BEGIN RECORD EXCERPTS

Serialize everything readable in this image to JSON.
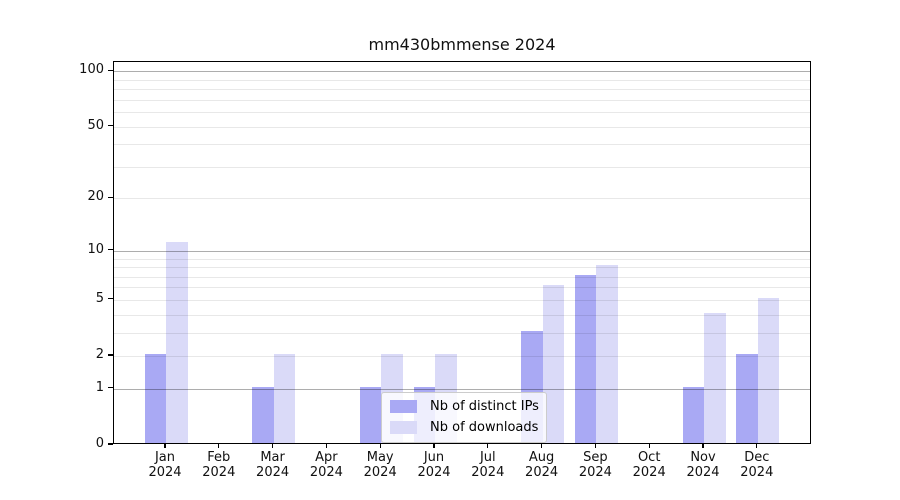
{
  "chart_data": {
    "type": "bar",
    "title": "mm430bmmense 2024",
    "categories": [
      "Jan",
      "Feb",
      "Mar",
      "Apr",
      "May",
      "Jun",
      "Jul",
      "Aug",
      "Sep",
      "Oct",
      "Nov",
      "Dec"
    ],
    "category_year": "2024",
    "series": [
      {
        "name": "Nb of distinct IPs",
        "color": "#a9a9f4",
        "values": [
          2,
          0,
          1,
          0,
          1,
          1,
          0,
          3,
          7,
          0,
          1,
          2
        ]
      },
      {
        "name": "Nb of downloads",
        "color": "#dadaf8",
        "values": [
          11,
          0,
          2,
          0,
          2,
          2,
          0,
          6,
          8,
          0,
          4,
          5
        ]
      }
    ],
    "yscale": "log1p",
    "ylim": [
      0,
      112
    ],
    "yticks": [
      0,
      1,
      2,
      5,
      10,
      20,
      50,
      100
    ],
    "grid": {
      "major_values": [
        1,
        10,
        100
      ],
      "minor_values": [
        2,
        3,
        4,
        5,
        6,
        7,
        8,
        9,
        20,
        30,
        40,
        50,
        60,
        70,
        80,
        90
      ],
      "on": true
    },
    "legend_position": "lower center, inside plot",
    "colors": {
      "bar_distinct_ips": "#a9a9f4",
      "bar_downloads": "#dadaf8",
      "grid_major": "#b0b0b0",
      "grid_minor": "#e8e8e8",
      "axis_frame": "#000000",
      "background": "#ffffff"
    }
  }
}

END RECORD EXCERPTS

WHAT NEEDS TO BE DONE. Each entry shown above must be quoted exactly, with its pictures left out.

ANSWER IN FULL.
Serialize everything readable in this image to JSON.
{
  "chart_data": {
    "type": "bar",
    "title": "mm430bmmense 2024",
    "categories": [
      "Jan",
      "Feb",
      "Mar",
      "Apr",
      "May",
      "Jun",
      "Jul",
      "Aug",
      "Sep",
      "Oct",
      "Nov",
      "Dec"
    ],
    "category_year": "2024",
    "series": [
      {
        "name": "Nb of distinct IPs",
        "color": "#a9a9f4",
        "values": [
          2,
          0,
          1,
          0,
          1,
          1,
          0,
          3,
          7,
          0,
          1,
          2
        ]
      },
      {
        "name": "Nb of downloads",
        "color": "#dadaf8",
        "values": [
          11,
          0,
          2,
          0,
          2,
          2,
          0,
          6,
          8,
          0,
          4,
          5
        ]
      }
    ],
    "yscale": "log1p",
    "ylim": [
      0,
      112
    ],
    "yticks": [
      0,
      1,
      2,
      5,
      10,
      20,
      50,
      100
    ],
    "grid": {
      "major_values": [
        1,
        10,
        100
      ],
      "minor_values": [
        2,
        3,
        4,
        5,
        6,
        7,
        8,
        9,
        20,
        30,
        40,
        50,
        60,
        70,
        80,
        90
      ],
      "on": true
    },
    "legend_position": "lower center, inside plot",
    "colors": {
      "bar_distinct_ips": "#a9a9f4",
      "bar_downloads": "#dadaf8",
      "grid_major": "#b0b0b0",
      "grid_minor": "#e8e8e8",
      "axis_frame": "#000000",
      "background": "#ffffff"
    }
  }
}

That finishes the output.